▶ What you should do
Copy the data below exactly.

▶ Exercise materials
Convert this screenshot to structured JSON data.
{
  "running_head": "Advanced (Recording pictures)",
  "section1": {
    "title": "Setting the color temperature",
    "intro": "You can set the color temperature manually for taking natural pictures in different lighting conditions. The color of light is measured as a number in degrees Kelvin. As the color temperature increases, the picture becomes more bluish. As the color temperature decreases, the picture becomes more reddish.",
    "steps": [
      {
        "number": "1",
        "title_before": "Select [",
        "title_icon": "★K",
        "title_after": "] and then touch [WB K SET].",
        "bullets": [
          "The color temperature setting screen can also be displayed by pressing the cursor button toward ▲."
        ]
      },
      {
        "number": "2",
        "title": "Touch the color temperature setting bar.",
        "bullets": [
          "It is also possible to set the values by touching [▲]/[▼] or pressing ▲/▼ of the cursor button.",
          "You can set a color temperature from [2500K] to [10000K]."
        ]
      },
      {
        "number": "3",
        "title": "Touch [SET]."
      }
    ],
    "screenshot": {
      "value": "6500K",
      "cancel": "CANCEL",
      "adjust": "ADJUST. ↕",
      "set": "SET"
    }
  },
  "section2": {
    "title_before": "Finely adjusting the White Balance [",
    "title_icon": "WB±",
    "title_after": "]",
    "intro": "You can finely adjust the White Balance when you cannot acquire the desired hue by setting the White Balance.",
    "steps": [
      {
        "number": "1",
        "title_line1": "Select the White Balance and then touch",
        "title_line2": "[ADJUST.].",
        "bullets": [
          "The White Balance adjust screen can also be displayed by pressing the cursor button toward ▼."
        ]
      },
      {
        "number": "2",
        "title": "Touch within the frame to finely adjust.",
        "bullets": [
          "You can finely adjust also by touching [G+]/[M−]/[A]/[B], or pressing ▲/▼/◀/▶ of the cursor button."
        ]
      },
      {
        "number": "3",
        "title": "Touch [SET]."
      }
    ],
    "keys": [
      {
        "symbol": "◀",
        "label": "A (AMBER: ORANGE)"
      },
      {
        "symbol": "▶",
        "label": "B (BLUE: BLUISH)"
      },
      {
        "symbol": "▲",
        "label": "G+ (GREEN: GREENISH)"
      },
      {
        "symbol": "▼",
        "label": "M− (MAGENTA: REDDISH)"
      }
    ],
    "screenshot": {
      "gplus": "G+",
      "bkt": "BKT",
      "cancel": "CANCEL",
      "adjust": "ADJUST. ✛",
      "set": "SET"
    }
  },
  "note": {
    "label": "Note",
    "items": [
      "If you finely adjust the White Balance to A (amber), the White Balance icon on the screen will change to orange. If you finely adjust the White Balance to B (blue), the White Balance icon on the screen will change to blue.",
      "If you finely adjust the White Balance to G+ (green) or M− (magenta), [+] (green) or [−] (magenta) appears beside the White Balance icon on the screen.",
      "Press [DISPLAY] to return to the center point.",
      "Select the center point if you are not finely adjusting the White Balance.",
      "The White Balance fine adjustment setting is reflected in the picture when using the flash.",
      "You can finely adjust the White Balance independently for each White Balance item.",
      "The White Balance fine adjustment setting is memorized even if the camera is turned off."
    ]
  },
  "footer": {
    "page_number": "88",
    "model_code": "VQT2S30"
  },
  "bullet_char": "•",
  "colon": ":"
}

▶ Problem solution
Convert this screenshot to structured JSON data.
{
  "running_head": "Advanced (Recording pictures)",
  "section1": {
    "title": "Setting the color temperature",
    "intro": "You can set the color temperature manually for taking natural pictures in different lighting conditions. The color of light is measured as a number in degrees Kelvin. As the color temperature increases, the picture becomes more bluish. As the color temperature decreases, the picture becomes more reddish.",
    "steps": [
      {
        "number": "1",
        "title_before": "Select [",
        "title_icon": "★K",
        "title_after": "] and then touch [WB K SET].",
        "bullets": [
          "The color temperature setting screen can also be displayed by pressing the cursor button toward ▲."
        ]
      },
      {
        "number": "2",
        "title": "Touch the color temperature setting bar.",
        "bullets": [
          "It is also possible to set the values by touching [▲]/[▼] or pressing ▲/▼ of the cursor button.",
          "You can set a color temperature from [2500K] to [10000K]."
        ]
      },
      {
        "number": "3",
        "title": "Touch [SET]."
      }
    ],
    "screenshot": {
      "value": "6500K",
      "cancel": "CANCEL",
      "adjust": "ADJUST. ↕",
      "set": "SET"
    }
  },
  "section2": {
    "title_before": "Finely adjusting the White Balance [",
    "title_icon": "WB±",
    "title_after": "]",
    "intro": "You can finely adjust the White Balance when you cannot acquire the desired hue by setting the White Balance.",
    "steps": [
      {
        "number": "1",
        "title_line1": "Select the White Balance and then touch",
        "title_line2": "[ADJUST.].",
        "bullets": [
          "The White Balance adjust screen can also be displayed by pressing the cursor button toward ▼."
        ]
      },
      {
        "number": "2",
        "title": "Touch within the frame to finely adjust.",
        "bullets": [
          "You can finely adjust also by touching [G+]/[M−]/[A]/[B], or pressing ▲/▼/◀/▶ of the cursor button."
        ]
      },
      {
        "number": "3",
        "title": "Touch [SET]."
      }
    ],
    "keys": [
      {
        "symbol": "◀",
        "label": "A (AMBER: ORANGE)"
      },
      {
        "symbol": "▶",
        "label": "B (BLUE: BLUISH)"
      },
      {
        "symbol": "▲",
        "label": "G+ (GREEN: GREENISH)"
      },
      {
        "symbol": "▼",
        "label": "M− (MAGENTA: REDDISH)"
      }
    ],
    "screenshot": {
      "gplus": "G+",
      "bkt": "BKT",
      "cancel": "CANCEL",
      "adjust": "ADJUST. ✛",
      "set": "SET"
    }
  },
  "note": {
    "label": "Note",
    "items": [
      "If you finely adjust the White Balance to A (amber), the White Balance icon on the screen will change to orange. If you finely adjust the White Balance to B (blue), the White Balance icon on the screen will change to blue.",
      "If you finely adjust the White Balance to G+ (green) or M− (magenta), [+] (green) or [−] (magenta) appears beside the White Balance icon on the screen.",
      "Press [DISPLAY] to return to the center point.",
      "Select the center point if you are not finely adjusting the White Balance.",
      "The White Balance fine adjustment setting is reflected in the picture when using the flash.",
      "You can finely adjust the White Balance independently for each White Balance item.",
      "The White Balance fine adjustment setting is memorized even if the camera is turned off."
    ]
  },
  "footer": {
    "page_number": "88",
    "model_code": "VQT2S30"
  },
  "bullet_char": "•",
  "colon": ":"
}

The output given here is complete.